Task instructions:
Transcribe all of the records word for word, but omit the pictures.

Dataset entries:
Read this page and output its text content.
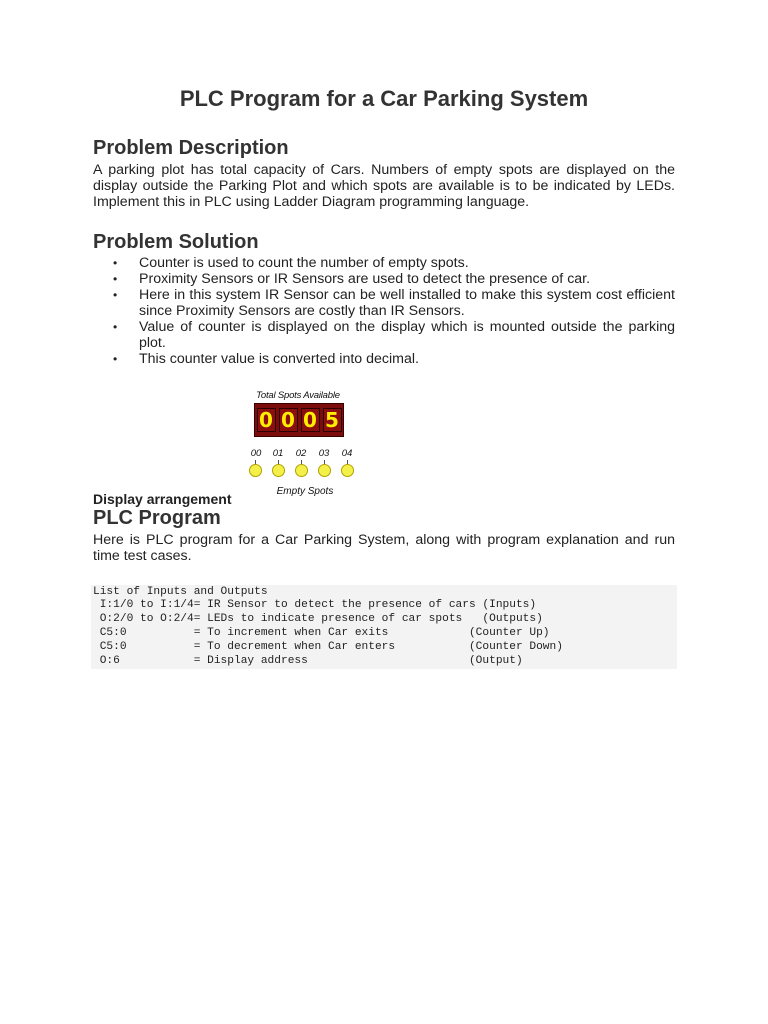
PLC Program for a Car Parking System
Problem Description
A parking plot has total capacity of Cars. Numbers of empty spots are displayed on the display outside the Parking Plot and which spots are available is to be indicated by LEDs. Implement this in PLC using Ladder Diagram programming language.
Problem Solution
• Counter is used to count the number of empty spots.
• Proximity Sensors or IR Sensors are used to detect the presence of car.
• Here in this system IR Sensor can be well installed to make this system cost efficient since Proximity Sensors are costly than IR Sensors.
• Value of counter is displayed on the display which is mounted outside the parking plot.
• This counter value is converted into decimal.
Total Spots Available
0 0 0 5
00	01	02	03	04
Empty Spots
Display arrangement
PLC Program
Here is PLC program for a Car Parking System, along with program explanation and run time test cases.
List of Inputs and Outputs
I:1/0 to I:1/4= IR Sensor to detect the presence of cars (Inputs)
O:2/0 to O:2/4= LEDs to indicate presence of car spots   (Outputs)
C5:0          = To increment when Car exits            (Counter Up)
C5:0          = To decrement when Car enters           (Counter Down)
O:6           = Display address                        (Output)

Worked answer:
Read this page and output its text content.
PLC Program for a Car Parking System
Problem Description
A parking plot has total capacity of Cars. Numbers of empty spots are displayed on the display outside the Parking Plot and which spots are available is to be indicated by LEDs. Implement this in PLC using Ladder Diagram programming language.
Problem Solution
• Counter is used to count the number of empty spots.
• Proximity Sensors or IR Sensors are used to detect the presence of car.
• Here in this system IR Sensor can be well installed to make this system cost efficient since Proximity Sensors are costly than IR Sensors.
• Value of counter is displayed on the display which is mounted outside the parking plot.
• This counter value is converted into decimal.
Total Spots Available
0 0 0 5
00	01	02	03	04
Empty Spots
Display arrangement
PLC Program
Here is PLC program for a Car Parking System, along with program explanation and run time test cases.
List of Inputs and Outputs
I:1/0 to I:1/4= IR Sensor to detect the presence of cars (Inputs)
O:2/0 to O:2/4= LEDs to indicate presence of car spots   (Outputs)
C5:0          = To increment when Car exits            (Counter Up)
C5:0          = To decrement when Car enters           (Counter Down)
O:6           = Display address                        (Output)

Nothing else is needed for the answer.